Exercise description:
Copy the records below word for word, starting at the line that contains "Localize each UI" and ending at the line that contains "fitted-curve bbox=[272, 242, 2136, 1330]", with both of those lines included. Leave the pictures out of your copy.

* begin Input *

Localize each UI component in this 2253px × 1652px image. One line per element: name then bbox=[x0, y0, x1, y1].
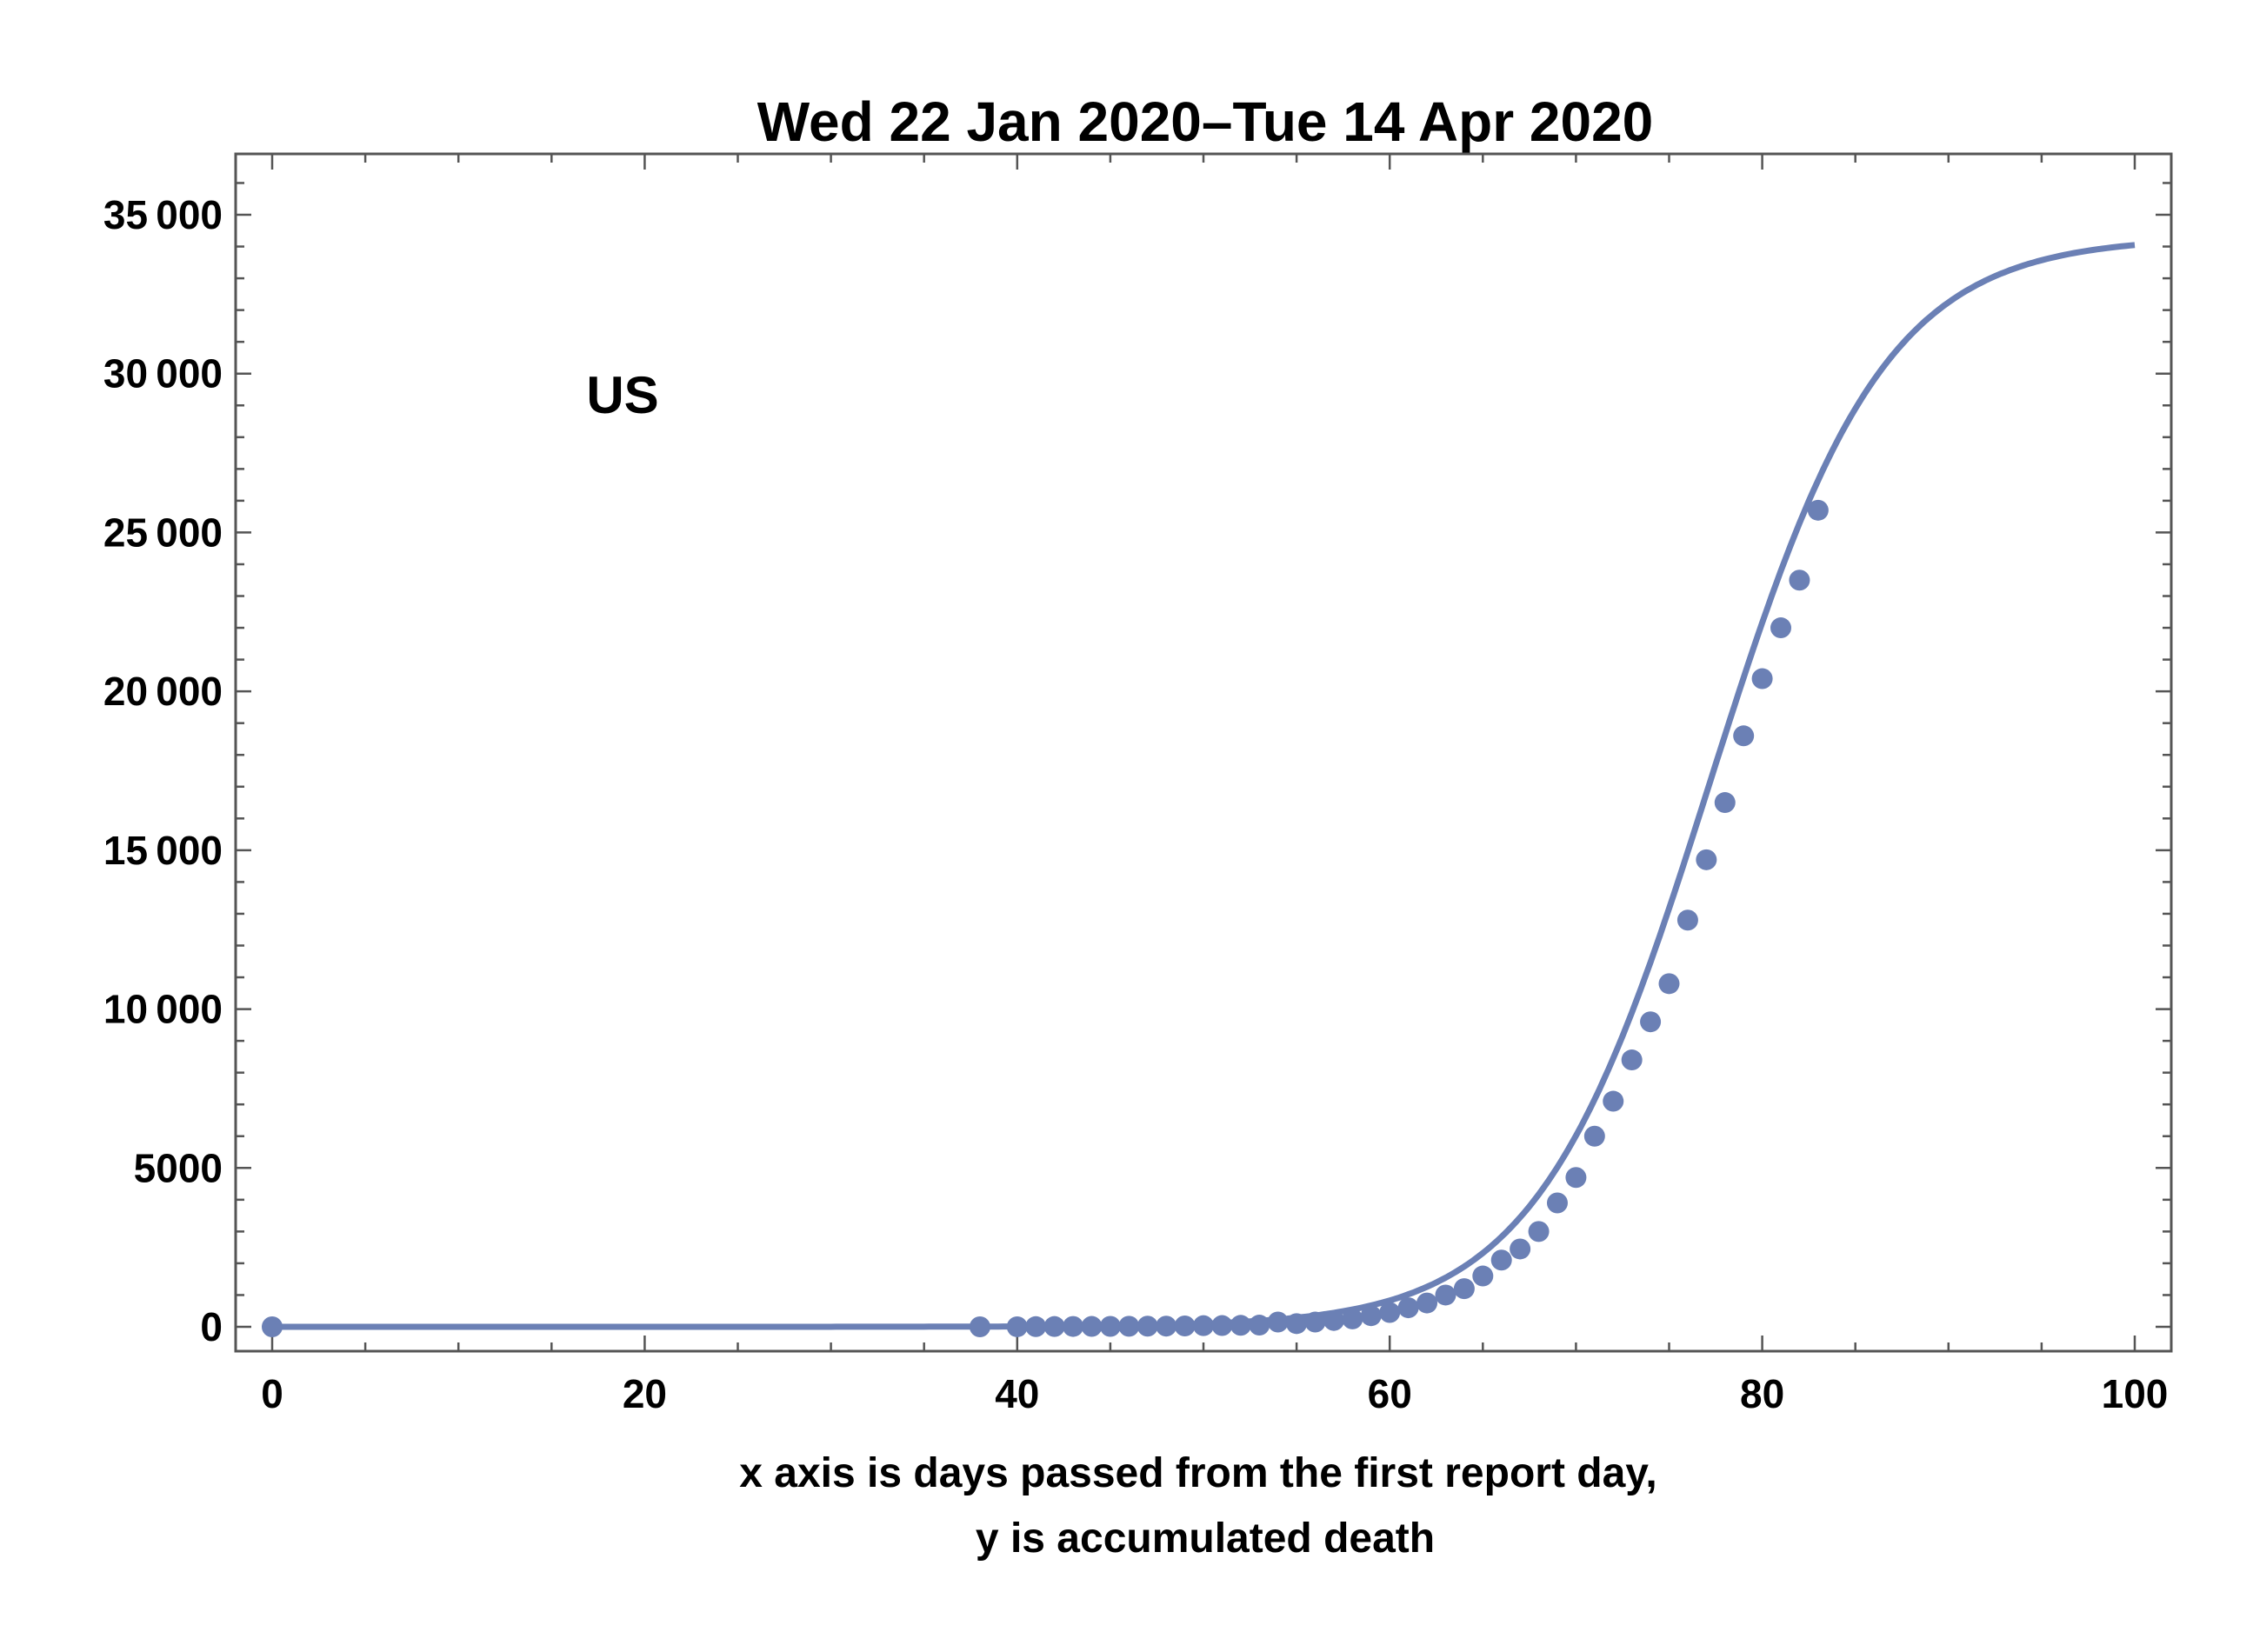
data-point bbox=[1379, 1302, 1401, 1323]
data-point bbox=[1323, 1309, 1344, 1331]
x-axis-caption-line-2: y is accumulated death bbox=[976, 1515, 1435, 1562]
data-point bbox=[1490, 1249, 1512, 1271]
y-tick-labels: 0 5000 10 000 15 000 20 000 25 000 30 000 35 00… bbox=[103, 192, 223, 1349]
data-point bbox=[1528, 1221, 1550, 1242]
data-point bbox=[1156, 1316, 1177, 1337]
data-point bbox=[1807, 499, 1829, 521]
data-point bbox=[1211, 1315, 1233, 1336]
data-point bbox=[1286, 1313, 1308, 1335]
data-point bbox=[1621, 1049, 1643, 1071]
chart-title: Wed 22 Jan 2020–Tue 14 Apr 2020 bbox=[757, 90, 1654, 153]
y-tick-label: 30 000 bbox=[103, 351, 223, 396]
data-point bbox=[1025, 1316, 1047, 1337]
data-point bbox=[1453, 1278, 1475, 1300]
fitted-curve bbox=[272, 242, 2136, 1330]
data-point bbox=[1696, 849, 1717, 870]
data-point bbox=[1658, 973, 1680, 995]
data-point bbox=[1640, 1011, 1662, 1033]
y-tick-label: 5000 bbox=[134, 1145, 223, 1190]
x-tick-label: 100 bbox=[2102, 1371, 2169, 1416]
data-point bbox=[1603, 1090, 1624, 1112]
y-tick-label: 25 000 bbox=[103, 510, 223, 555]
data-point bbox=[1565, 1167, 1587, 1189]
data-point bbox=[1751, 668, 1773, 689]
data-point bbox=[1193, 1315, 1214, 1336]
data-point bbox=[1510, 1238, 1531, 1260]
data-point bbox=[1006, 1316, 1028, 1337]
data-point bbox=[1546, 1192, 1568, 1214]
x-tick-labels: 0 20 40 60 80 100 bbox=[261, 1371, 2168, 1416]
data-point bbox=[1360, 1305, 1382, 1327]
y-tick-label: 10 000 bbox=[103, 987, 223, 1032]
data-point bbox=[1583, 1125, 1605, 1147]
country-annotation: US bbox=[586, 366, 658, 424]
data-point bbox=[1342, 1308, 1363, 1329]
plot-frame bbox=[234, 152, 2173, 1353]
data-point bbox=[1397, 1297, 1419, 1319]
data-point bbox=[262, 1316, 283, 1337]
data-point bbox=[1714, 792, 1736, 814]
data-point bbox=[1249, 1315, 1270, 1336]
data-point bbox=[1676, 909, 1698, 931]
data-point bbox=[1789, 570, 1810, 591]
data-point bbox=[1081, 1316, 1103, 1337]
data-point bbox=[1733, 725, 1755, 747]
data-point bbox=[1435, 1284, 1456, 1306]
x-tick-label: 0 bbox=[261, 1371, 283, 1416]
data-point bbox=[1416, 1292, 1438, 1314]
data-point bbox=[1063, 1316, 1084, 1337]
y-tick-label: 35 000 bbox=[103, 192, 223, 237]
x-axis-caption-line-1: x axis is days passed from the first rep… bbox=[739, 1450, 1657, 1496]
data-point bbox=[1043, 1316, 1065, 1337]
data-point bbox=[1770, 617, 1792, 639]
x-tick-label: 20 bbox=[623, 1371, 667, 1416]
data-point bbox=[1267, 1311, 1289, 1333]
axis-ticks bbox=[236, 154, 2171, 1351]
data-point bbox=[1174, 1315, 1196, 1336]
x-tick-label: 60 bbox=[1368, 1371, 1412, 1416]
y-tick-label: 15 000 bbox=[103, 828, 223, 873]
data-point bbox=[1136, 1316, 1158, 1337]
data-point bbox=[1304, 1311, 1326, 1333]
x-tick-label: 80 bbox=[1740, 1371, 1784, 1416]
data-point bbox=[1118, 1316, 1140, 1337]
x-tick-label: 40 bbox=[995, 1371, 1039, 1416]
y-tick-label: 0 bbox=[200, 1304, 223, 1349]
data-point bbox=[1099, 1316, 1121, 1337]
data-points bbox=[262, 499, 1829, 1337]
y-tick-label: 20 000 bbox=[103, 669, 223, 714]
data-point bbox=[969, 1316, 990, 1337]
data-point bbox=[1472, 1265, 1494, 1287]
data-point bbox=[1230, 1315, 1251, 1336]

* end Input *
* begin Input *

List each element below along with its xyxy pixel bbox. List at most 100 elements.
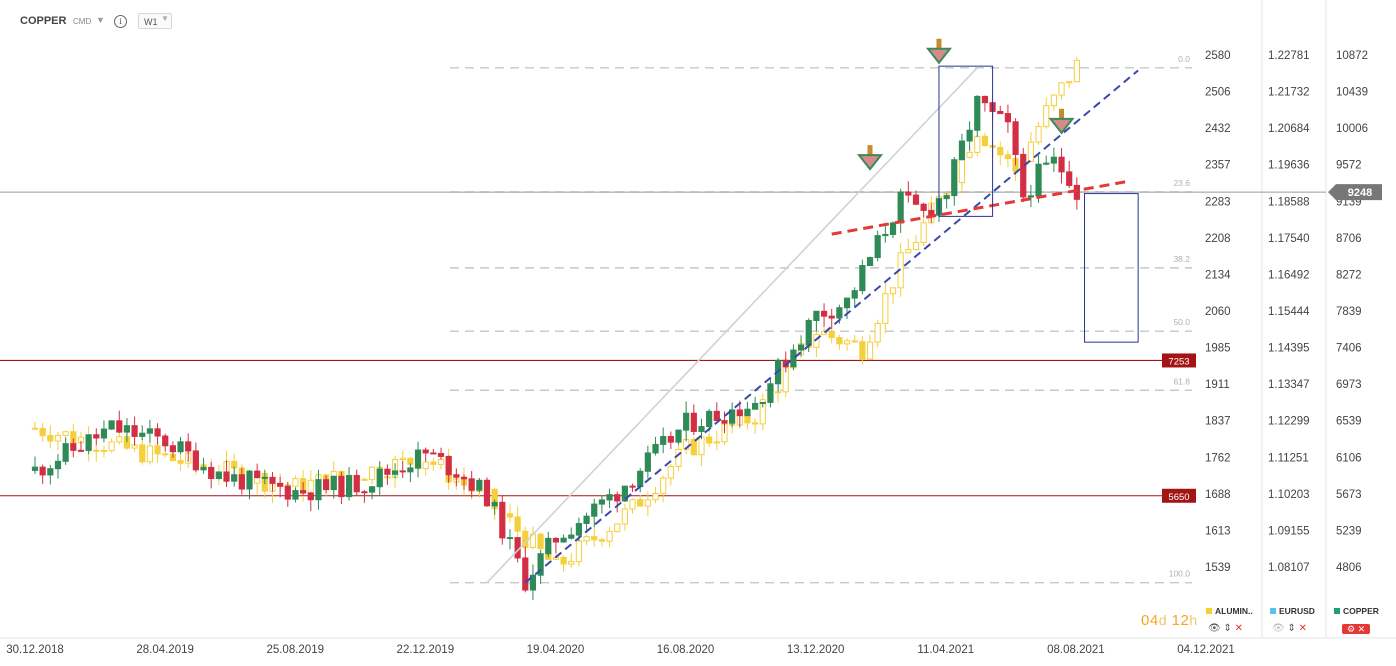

* end Input *

Written reply:
Localize each UI component in this 2253px × 1652px image. One line per element: name then bbox=[x0, y0, x1, y1].
data-point bbox=[1379, 1302, 1401, 1323]
data-point bbox=[1323, 1309, 1344, 1331]
x-axis-caption-line-2: y is accumulated death bbox=[976, 1515, 1435, 1562]
data-point bbox=[1490, 1249, 1512, 1271]
y-tick-labels: 0 5000 10 000 15 000 20 000 25 000 30 000 35 00… bbox=[103, 192, 223, 1349]
data-point bbox=[1528, 1221, 1550, 1242]
data-point bbox=[1156, 1316, 1177, 1337]
data-point bbox=[1807, 499, 1829, 521]
data-point bbox=[1211, 1315, 1233, 1336]
data-point bbox=[1286, 1313, 1308, 1335]
data-point bbox=[1621, 1049, 1643, 1071]
chart-title: Wed 22 Jan 2020–Tue 14 Apr 2020 bbox=[757, 90, 1654, 153]
y-tick-label: 30 000 bbox=[103, 351, 223, 396]
data-point bbox=[1025, 1316, 1047, 1337]
data-point bbox=[1453, 1278, 1475, 1300]
fitted-curve bbox=[272, 242, 2136, 1330]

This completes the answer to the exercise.